DOCUMENT PASSAGE:
--- BEGIN ---
Mr. Nilesh Bansilal Mehta (DIN: 00199071) as an Additional Director of the Company holds office up to the date of this Annual General Meeting of the Company.
Mr. Nilesh Bansilal Mehta is not suffering from any disqualifications in terms of Section 164 of the Act and he has provided a declaration that he meets the criteria of independence as prescribed under Section 149(6) of the Act and as per Regulation 16(1)(b) of SEBI (Listing Obligations and Disclosure Requirements) Regulations, 2015 (SEBI Listing Regulations). He has also furnished a declaration that he is not debarred or disqualified from being appointed or continuing as director of companies by the SEBI /Ministry of Corporate Affairs or any such statutory authority. The Board has formed an opinion that he fulfills the conditions specified in the Act and the rules made thereunder and is independent of the management of the Company.
In compliance with the provisions of Sections 149 and 152 of the Act read with Rules framed thereunder and read with Schedule IV of the Act, the appointment of Mr. Nilesh Bansilal Mehta as an Independent Director is being placed before the Members for their approval.
--- END ---
SET TASK 1: According to the director appointment notice, until when does Mr. Nilesh Bansilal Mehta hold office as an Additional Director?
SET TASK 2: Quote the director appointment notice word for word, starting with "In compliance with" and going on through "for their approval.".

ITEMS:
--- BEGIN ---
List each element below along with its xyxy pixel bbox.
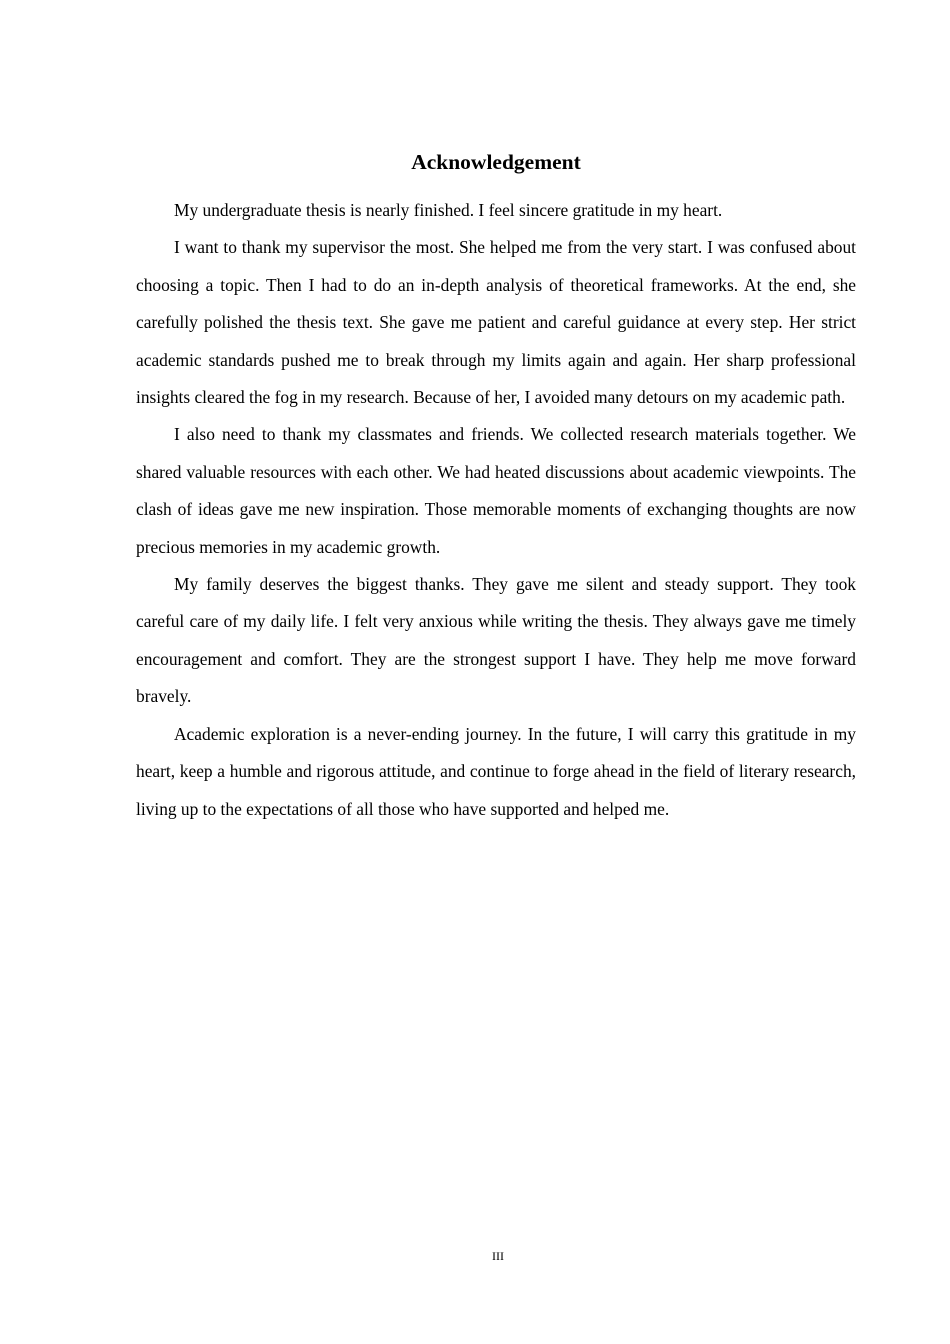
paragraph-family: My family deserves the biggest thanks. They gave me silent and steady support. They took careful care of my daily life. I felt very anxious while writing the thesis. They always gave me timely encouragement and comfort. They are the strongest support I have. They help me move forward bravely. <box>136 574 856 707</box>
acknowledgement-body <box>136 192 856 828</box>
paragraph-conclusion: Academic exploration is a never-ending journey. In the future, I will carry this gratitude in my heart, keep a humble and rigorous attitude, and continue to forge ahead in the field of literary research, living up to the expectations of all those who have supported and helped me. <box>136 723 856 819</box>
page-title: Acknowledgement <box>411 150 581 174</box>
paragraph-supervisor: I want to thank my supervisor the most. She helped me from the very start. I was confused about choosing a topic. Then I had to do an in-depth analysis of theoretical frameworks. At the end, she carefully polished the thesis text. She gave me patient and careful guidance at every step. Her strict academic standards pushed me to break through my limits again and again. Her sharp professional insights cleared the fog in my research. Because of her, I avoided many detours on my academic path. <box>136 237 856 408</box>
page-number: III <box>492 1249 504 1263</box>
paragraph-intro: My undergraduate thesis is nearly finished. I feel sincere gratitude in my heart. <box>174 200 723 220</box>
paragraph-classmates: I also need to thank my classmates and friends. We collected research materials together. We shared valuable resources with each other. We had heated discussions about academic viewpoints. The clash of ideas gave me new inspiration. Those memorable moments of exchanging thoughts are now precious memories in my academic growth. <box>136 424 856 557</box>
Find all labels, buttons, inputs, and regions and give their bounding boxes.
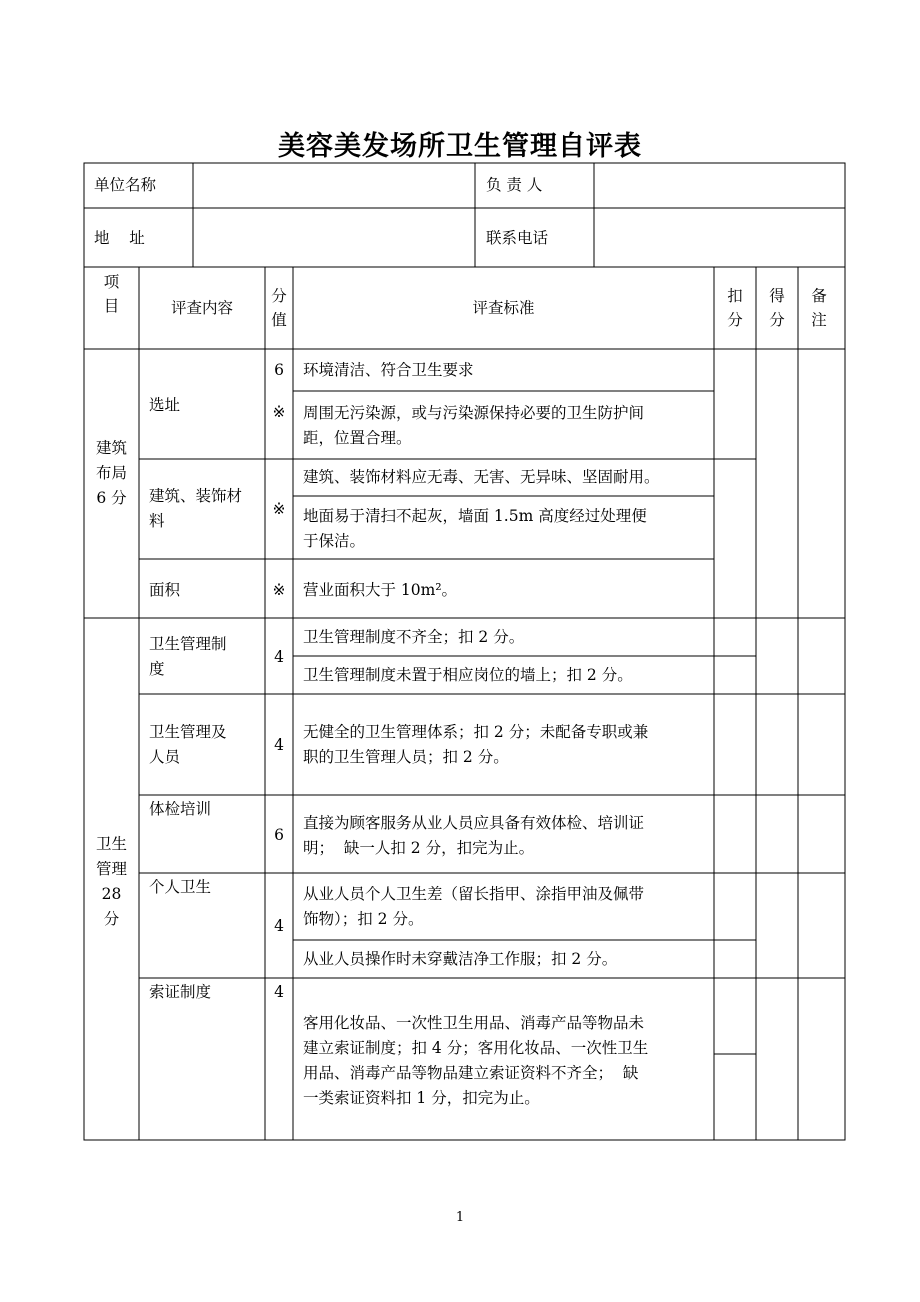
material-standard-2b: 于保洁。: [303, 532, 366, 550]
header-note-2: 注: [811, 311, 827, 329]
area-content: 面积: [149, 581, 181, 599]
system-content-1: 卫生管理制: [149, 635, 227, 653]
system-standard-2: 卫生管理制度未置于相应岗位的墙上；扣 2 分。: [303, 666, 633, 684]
--- END ---
WORKED SOLUTION 1: He holds office up to the date of this Annual General Meeting of the Company.

WORKED SOLUTION 2:
In compliance with the provisions of Sections 149 and 152 of the Act read with Rules framed thereunder and read with Schedule IV of the Act, the appointment of Mr. Nilesh Bansilal Mehta as an Independent Director is being placed before the Members for their approval.